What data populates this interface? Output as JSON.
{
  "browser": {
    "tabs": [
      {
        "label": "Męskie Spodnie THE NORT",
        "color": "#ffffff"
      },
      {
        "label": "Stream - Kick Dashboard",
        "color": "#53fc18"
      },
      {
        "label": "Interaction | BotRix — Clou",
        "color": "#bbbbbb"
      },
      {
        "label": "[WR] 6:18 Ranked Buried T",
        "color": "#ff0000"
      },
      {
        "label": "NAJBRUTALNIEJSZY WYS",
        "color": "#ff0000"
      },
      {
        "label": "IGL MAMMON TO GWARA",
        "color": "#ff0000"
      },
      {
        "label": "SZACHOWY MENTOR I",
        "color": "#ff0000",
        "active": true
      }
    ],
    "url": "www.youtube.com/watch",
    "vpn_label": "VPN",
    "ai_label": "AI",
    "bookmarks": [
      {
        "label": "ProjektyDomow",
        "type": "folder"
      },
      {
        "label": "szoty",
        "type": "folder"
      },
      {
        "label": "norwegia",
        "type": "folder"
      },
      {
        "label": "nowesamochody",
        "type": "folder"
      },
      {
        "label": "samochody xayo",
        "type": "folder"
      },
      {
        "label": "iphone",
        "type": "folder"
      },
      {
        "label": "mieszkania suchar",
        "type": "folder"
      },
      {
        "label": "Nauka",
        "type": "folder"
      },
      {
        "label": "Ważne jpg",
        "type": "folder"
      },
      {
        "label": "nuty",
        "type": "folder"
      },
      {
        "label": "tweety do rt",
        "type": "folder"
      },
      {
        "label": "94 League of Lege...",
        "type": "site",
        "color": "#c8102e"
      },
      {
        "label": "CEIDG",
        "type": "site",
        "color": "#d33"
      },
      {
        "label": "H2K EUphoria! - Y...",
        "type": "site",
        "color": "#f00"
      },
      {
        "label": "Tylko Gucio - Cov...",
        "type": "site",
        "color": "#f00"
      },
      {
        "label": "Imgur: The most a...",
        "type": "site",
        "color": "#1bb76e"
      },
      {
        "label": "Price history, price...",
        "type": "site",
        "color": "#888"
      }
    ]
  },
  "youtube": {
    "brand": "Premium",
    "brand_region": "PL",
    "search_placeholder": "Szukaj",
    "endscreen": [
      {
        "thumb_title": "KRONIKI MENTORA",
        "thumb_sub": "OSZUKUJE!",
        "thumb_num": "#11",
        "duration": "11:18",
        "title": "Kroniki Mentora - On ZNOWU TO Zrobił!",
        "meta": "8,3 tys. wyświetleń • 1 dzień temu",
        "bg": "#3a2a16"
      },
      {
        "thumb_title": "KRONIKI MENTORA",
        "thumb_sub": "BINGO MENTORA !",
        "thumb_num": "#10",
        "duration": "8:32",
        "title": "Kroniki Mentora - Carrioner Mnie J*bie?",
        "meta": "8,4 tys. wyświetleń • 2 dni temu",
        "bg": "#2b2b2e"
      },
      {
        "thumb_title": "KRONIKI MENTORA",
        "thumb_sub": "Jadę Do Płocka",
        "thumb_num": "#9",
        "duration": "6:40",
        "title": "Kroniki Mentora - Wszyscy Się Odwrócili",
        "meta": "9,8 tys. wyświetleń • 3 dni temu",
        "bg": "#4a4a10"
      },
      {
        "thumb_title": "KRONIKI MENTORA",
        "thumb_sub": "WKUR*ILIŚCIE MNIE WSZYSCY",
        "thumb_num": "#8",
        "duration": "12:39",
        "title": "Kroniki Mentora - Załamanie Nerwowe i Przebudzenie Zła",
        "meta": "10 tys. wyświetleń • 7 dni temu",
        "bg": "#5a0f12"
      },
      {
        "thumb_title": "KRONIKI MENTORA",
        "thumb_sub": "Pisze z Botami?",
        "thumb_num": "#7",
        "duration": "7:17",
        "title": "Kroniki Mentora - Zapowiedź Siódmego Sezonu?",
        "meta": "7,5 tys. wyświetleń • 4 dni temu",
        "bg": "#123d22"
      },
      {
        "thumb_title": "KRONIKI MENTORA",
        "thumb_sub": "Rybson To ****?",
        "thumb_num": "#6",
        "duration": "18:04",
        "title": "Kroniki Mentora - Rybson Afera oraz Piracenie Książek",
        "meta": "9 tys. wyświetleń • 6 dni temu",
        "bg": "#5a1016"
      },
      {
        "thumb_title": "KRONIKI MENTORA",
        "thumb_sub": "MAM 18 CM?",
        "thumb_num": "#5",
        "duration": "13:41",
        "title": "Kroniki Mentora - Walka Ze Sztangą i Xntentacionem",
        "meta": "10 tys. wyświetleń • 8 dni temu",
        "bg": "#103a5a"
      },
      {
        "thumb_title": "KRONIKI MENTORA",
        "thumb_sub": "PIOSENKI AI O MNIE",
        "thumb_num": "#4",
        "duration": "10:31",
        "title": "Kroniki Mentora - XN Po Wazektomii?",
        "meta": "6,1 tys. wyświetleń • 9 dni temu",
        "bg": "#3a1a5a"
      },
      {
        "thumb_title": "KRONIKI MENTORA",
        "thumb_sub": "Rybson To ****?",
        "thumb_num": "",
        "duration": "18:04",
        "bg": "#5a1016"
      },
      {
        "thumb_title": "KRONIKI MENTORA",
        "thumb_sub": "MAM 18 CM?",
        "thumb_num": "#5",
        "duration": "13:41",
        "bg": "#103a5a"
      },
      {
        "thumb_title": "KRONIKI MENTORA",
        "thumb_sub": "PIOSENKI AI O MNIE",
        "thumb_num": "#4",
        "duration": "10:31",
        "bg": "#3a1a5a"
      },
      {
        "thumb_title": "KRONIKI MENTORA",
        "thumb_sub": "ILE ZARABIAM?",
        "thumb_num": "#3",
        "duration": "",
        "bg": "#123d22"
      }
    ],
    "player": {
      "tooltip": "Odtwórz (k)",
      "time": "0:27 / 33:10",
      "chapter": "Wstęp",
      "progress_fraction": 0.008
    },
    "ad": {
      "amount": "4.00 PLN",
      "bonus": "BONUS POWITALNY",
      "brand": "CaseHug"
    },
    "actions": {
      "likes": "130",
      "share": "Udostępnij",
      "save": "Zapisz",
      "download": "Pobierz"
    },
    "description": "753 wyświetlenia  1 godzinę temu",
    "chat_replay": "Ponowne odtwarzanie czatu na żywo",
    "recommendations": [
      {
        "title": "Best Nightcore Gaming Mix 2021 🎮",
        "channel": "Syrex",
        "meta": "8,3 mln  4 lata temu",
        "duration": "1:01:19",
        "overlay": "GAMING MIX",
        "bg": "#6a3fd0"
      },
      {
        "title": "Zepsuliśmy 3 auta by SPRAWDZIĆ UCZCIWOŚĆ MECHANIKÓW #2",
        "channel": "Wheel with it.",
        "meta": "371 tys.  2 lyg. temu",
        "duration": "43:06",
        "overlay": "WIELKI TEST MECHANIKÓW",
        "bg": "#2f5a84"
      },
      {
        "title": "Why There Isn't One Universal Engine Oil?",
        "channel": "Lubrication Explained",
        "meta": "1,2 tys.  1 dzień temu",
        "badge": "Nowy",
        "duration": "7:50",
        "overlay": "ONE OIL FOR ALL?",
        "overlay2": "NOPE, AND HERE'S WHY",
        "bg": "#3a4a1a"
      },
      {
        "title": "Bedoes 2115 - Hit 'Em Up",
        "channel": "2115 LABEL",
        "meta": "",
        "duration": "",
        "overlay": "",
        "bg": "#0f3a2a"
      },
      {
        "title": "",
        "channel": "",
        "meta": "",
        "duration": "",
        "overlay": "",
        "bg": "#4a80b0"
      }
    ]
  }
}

++++++++

# Written task
Reproduce the records word for word.

# Task response
What data populates this interface? Output as JSON.
{
  "browser": {
    "tabs": [
      {
        "label": "Męskie Spodnie THE NORT",
        "color": "#ffffff"
      },
      {
        "label": "Stream - Kick Dashboard",
        "color": "#53fc18"
      },
      {
        "label": "Interaction | BotRix — Clou",
        "color": "#bbbbbb"
      },
      {
        "label": "[WR] 6:18 Ranked Buried T",
        "color": "#ff0000"
      },
      {
        "label": "NAJBRUTALNIEJSZY WYS",
        "color": "#ff0000"
      },
      {
        "label": "IGL MAMMON TO GWARA",
        "color": "#ff0000"
      },
      {
        "label": "SZACHOWY MENTOR I",
        "color": "#ff0000",
        "active": true
      }
    ],
    "url": "www.youtube.com/watch",
    "vpn_label": "VPN",
    "ai_label": "AI",
    "bookmarks": [
      {
        "label": "ProjektyDomow",
        "type": "folder"
      },
      {
        "label": "szoty",
        "type": "folder"
      },
      {
        "label": "norwegia",
        "type": "folder"
      },
      {
        "label": "nowesamochody",
        "type": "folder"
      },
      {
        "label": "samochody xayo",
        "type": "folder"
      },
      {
        "label": "iphone",
        "type": "folder"
      },
      {
        "label": "mieszkania suchar",
        "type": "folder"
      },
      {
        "label": "Nauka",
        "type": "folder"
      },
      {
        "label": "Ważne jpg",
        "type": "folder"
      },
      {
        "label": "nuty",
        "type": "folder"
      },
      {
        "label": "tweety do rt",
        "type": "folder"
      },
      {
        "label": "94 League of Lege...",
        "type": "site",
        "color": "#c8102e"
      },
      {
        "label": "CEIDG",
        "type": "site",
        "color": "#d33"
      },
      {
        "label": "H2K EUphoria! - Y...",
        "type": "site",
        "color": "#f00"
      },
      {
        "label": "Tylko Gucio - Cov...",
        "type": "site",
        "color": "#f00"
      },
      {
        "label": "Imgur: The most a...",
        "type": "site",
        "color": "#1bb76e"
      },
      {
        "label": "Price history, price...",
        "type": "site",
        "color": "#888"
      }
    ]
  },
  "youtube": {
    "brand": "Premium",
    "brand_region": "PL",
    "search_placeholder": "Szukaj",
    "endscreen": [
      {
        "thumb_title": "KRONIKI MENTORA",
        "thumb_sub": "OSZUKUJE!",
        "thumb_num": "#11",
        "duration": "11:18",
        "title": "Kroniki Mentora - On ZNOWU TO Zrobił!",
        "meta": "8,3 tys. wyświetleń • 1 dzień temu",
        "bg": "#3a2a16"
      },
      {
        "thumb_title": "KRONIKI MENTORA",
        "thumb_sub": "BINGO MENTORA !",
        "thumb_num": "#10",
        "duration": "8:32",
        "title": "Kroniki Mentora - Carrioner Mnie J*bie?",
        "meta": "8,4 tys. wyświetleń • 2 dni temu",
        "bg": "#2b2b2e"
      },
      {
        "thumb_title": "KRONIKI MENTORA",
        "thumb_sub": "Jadę Do Płocka",
        "thumb_num": "#9",
        "duration": "6:40",
        "title": "Kroniki Mentora - Wszyscy Się Odwrócili",
        "meta": "9,8 tys. wyświetleń • 3 dni temu",
        "bg": "#4a4a10"
      },
      {
        "thumb_title": "KRONIKI MENTORA",
        "thumb_sub": "WKUR*ILIŚCIE MNIE WSZYSCY",
        "thumb_num": "#8",
        "duration": "12:39",
        "title": "Kroniki Mentora - Załamanie Nerwowe i Przebudzenie Zła",
        "meta": "10 tys. wyświetleń • 7 dni temu",
        "bg": "#5a0f12"
      },
      {
        "thumb_title": "KRONIKI MENTORA",
        "thumb_sub": "Pisze z Botami?",
        "thumb_num": "#7",
        "duration": "7:17",
        "title": "Kroniki Mentora - Zapowiedź Siódmego Sezonu?",
        "meta": "7,5 tys. wyświetleń • 4 dni temu",
        "bg": "#123d22"
      },
      {
        "thumb_title": "KRONIKI MENTORA",
        "thumb_sub": "Rybson To ****?",
        "thumb_num": "#6",
        "duration": "18:04",
        "title": "Kroniki Mentora - Rybson Afera oraz Piracenie Książek",
        "meta": "9 tys. wyświetleń • 6 dni temu",
        "bg": "#5a1016"
      },
      {
        "thumb_title": "KRONIKI MENTORA",
        "thumb_sub": "MAM 18 CM?",
        "thumb_num": "#5",
        "duration": "13:41",
        "title": "Kroniki Mentora - Walka Ze Sztangą i Xntentacionem",
        "meta": "10 tys. wyświetleń • 8 dni temu",
        "bg": "#103a5a"
      },
      {
        "thumb_title": "KRONIKI MENTORA",
        "thumb_sub": "PIOSENKI AI O MNIE",
        "thumb_num": "#4",
        "duration": "10:31",
        "title": "Kroniki Mentora - XN Po Wazektomii?",
        "meta": "6,1 tys. wyświetleń • 9 dni temu",
        "bg": "#3a1a5a"
      },
      {
        "thumb_title": "KRONIKI MENTORA",
        "thumb_sub": "Rybson To ****?",
        "thumb_num": "",
        "duration": "18:04",
        "bg": "#5a1016"
      },
      {
        "thumb_title": "KRONIKI MENTORA",
        "thumb_sub": "MAM 18 CM?",
        "thumb_num": "#5",
        "duration": "13:41",
        "bg": "#103a5a"
      },
      {
        "thumb_title": "KRONIKI MENTORA",
        "thumb_sub": "PIOSENKI AI O MNIE",
        "thumb_num": "#4",
        "duration": "10:31",
        "bg": "#3a1a5a"
      },
      {
        "thumb_title": "KRONIKI MENTORA",
        "thumb_sub": "ILE ZARABIAM?",
        "thumb_num": "#3",
        "duration": "",
        "bg": "#123d22"
      }
    ],
    "player": {
      "tooltip": "Odtwórz (k)",
      "time": "0:27 / 33:10",
      "chapter": "Wstęp",
      "progress_fraction": 0.008
    },
    "ad": {
      "amount": "4.00 PLN",
      "bonus": "BONUS POWITALNY",
      "brand": "CaseHug"
    },
    "actions": {
      "likes": "130",
      "share": "Udostępnij",
      "save": "Zapisz",
      "download": "Pobierz"
    },
    "description": "753 wyświetlenia  1 godzinę temu",
    "chat_replay": "Ponowne odtwarzanie czatu na żywo",
    "recommendations": [
      {
        "title": "Best Nightcore Gaming Mix 2021 🎮",
        "channel": "Syrex",
        "meta": "8,3 mln  4 lata temu",
        "duration": "1:01:19",
        "overlay": "GAMING MIX",
        "bg": "#6a3fd0"
      },
      {
        "title": "Zepsuliśmy 3 auta by SPRAWDZIĆ UCZCIWOŚĆ MECHANIKÓW #2",
        "channel": "Wheel with it.",
        "meta": "371 tys.  2 lyg. temu",
        "duration": "43:06",
        "overlay": "WIELKI TEST MECHANIKÓW",
        "bg": "#2f5a84"
      },
      {
        "title": "Why There Isn't One Universal Engine Oil?",
        "channel": "Lubrication Explained",
        "meta": "1,2 tys.  1 dzień temu",
        "badge": "Nowy",
        "duration": "7:50",
        "overlay": "ONE OIL FOR ALL?",
        "overlay2": "NOPE, AND HERE'S WHY",
        "bg": "#3a4a1a"
      },
      {
        "title": "Bedoes 2115 - Hit 'Em Up",
        "channel": "2115 LABEL",
        "meta": "",
        "duration": "",
        "overlay": "",
        "bg": "#0f3a2a"
      },
      {
        "title": "",
        "channel": "",
        "meta": "",
        "duration": "",
        "overlay": "",
        "bg": "#4a80b0"
      }
    ]
  }
}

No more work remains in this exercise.